# Aim of the task
Output every entry exactly as written.

# Data excerpts
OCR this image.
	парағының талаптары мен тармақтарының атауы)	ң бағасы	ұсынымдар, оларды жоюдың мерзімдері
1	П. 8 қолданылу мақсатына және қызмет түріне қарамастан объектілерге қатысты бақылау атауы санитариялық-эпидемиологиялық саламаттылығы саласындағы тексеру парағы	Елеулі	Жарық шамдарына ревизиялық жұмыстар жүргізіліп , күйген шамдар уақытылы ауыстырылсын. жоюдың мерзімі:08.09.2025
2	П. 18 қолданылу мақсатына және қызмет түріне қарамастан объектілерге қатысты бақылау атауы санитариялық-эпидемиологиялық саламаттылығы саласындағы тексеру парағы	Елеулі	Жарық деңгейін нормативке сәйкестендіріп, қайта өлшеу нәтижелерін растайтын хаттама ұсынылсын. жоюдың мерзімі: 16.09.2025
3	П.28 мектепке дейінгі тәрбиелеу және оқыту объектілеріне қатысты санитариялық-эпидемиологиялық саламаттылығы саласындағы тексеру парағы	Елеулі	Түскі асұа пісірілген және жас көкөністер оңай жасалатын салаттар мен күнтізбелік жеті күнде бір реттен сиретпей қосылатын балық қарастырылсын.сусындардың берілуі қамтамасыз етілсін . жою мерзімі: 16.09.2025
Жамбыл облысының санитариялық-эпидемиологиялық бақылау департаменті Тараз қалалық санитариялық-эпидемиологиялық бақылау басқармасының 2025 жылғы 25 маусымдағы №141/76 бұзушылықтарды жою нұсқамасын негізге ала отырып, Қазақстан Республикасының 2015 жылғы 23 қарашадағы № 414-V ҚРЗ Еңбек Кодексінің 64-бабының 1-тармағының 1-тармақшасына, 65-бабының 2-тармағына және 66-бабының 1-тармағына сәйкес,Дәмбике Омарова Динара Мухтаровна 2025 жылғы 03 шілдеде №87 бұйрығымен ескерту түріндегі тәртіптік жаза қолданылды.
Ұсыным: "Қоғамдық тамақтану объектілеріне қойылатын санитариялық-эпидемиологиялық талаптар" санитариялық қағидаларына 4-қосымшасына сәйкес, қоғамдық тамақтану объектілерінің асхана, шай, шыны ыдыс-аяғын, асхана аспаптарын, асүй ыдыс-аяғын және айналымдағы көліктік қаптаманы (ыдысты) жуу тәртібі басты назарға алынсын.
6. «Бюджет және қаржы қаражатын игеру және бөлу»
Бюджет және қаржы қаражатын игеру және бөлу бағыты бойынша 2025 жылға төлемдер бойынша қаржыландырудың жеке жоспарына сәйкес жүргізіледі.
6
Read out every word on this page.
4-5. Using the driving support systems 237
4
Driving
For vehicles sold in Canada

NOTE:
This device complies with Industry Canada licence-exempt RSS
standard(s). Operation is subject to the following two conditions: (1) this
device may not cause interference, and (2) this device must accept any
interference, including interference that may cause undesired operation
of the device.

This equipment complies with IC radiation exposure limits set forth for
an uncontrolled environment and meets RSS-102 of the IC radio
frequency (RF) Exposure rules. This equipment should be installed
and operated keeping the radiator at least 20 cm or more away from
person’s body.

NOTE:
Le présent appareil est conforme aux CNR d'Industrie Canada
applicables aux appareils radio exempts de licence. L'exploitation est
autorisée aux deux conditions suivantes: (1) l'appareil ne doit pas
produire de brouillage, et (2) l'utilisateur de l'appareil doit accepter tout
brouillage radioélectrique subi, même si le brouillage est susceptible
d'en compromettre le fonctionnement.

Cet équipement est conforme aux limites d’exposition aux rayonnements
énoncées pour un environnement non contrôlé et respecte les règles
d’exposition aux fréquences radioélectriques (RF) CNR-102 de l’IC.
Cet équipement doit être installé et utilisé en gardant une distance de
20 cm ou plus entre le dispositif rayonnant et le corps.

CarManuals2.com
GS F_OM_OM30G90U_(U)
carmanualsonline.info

# Written response
OCR this image.
	парағының талаптары мен тармақтарының атауы)	ң бағасы	ұсынымдар, оларды жоюдың мерзімдері
1	П. 8 қолданылу мақсатына және қызмет түріне қарамастан объектілерге қатысты бақылау атауы санитариялық-эпидемиологиялық саламаттылығы саласындағы тексеру парағы	Елеулі	Жарық шамдарына ревизиялық жұмыстар жүргізіліп , күйген шамдар уақытылы ауыстырылсын. жоюдың мерзімі:08.09.2025
2	П. 18 қолданылу мақсатына және қызмет түріне қарамастан объектілерге қатысты бақылау атауы санитариялық-эпидемиологиялық саламаттылығы саласындағы тексеру парағы	Елеулі	Жарық деңгейін нормативке сәйкестендіріп, қайта өлшеу нәтижелерін растайтын хаттама ұсынылсын. жоюдың мерзімі: 16.09.2025
3	П.28 мектепке дейінгі тәрбиелеу және оқыту объектілеріне қатысты санитариялық-эпидемиологиялық саламаттылығы саласындағы тексеру парағы	Елеулі	Түскі асұа пісірілген және жас көкөністер оңай жасалатын салаттар мен күнтізбелік жеті күнде бір реттен сиретпей қосылатын балық қарастырылсын.сусындардың берілуі қамтамасыз етілсін . жою мерзімі: 16.09.2025
Жамбыл облысының санитариялық-эпидемиологиялық бақылау департаменті Тараз қалалық санитариялық-эпидемиологиялық бақылау басқармасының 2025 жылғы 25 маусымдағы №141/76 бұзушылықтарды жою нұсқамасын негізге ала отырып, Қазақстан Республикасының 2015 жылғы 23 қарашадағы № 414-V ҚРЗ Еңбек Кодексінің 64-бабының 1-тармағының 1-тармақшасына, 65-бабының 2-тармағына және 66-бабының 1-тармағына сәйкес,Дәмбике Омарова Динара Мухтаровна 2025 жылғы 03 шілдеде №87 бұйрығымен ескерту түріндегі тәртіптік жаза қолданылды.
Ұсыным: "Қоғамдық тамақтану объектілеріне қойылатын санитариялық-эпидемиологиялық талаптар" санитариялық қағидаларына 4-қосымшасына сәйкес, қоғамдық тамақтану объектілерінің асхана, шай, шыны ыдыс-аяғын, асхана аспаптарын, асүй ыдыс-аяғын және айналымдағы көліктік қаптаманы (ыдысты) жуу тәртібі басты назарға алынсын.
6. «Бюджет және қаржы қаражатын игеру және бөлу»
Бюджет және қаржы қаражатын игеру және бөлу бағыты бойынша 2025 жылға төлемдер бойынша қаржыландырудың жеке жоспарына сәйкес жүргізіледі.
6
Read out every word on this page.
4-5. Using the driving support systems 237
4
Driving
For vehicles sold in Canada

NOTE:
This device complies with Industry Canada licence-exempt RSS
standard(s). Operation is subject to the following two conditions: (1) this
device may not cause interference, and (2) this device must accept any
interference, including interference that may cause undesired operation
of the device.

This equipment complies with IC radiation exposure limits set forth for
an uncontrolled environment and meets RSS-102 of the IC radio
frequency (RF) Exposure rules. This equipment should be installed
and operated keeping the radiator at least 20 cm or more away from
person’s body.

NOTE:
Le présent appareil est conforme aux CNR d'Industrie Canada
applicables aux appareils radio exempts de licence. L'exploitation est
autorisée aux deux conditions suivantes: (1) l'appareil ne doit pas
produire de brouillage, et (2) l'utilisateur de l'appareil doit accepter tout
brouillage radioélectrique subi, même si le brouillage est susceptible
d'en compromettre le fonctionnement.

Cet équipement est conforme aux limites d’exposition aux rayonnements
énoncées pour un environnement non contrôlé et respecte les règles
d’exposition aux fréquences radioélectriques (RF) CNR-102 de l’IC.
Cet équipement doit être installé et utilisé en gardant une distance de
20 cm ou plus entre le dispositif rayonnant et le corps.

CarManuals2.com
GS F_OM_OM30G90U_(U)
carmanualsonline.info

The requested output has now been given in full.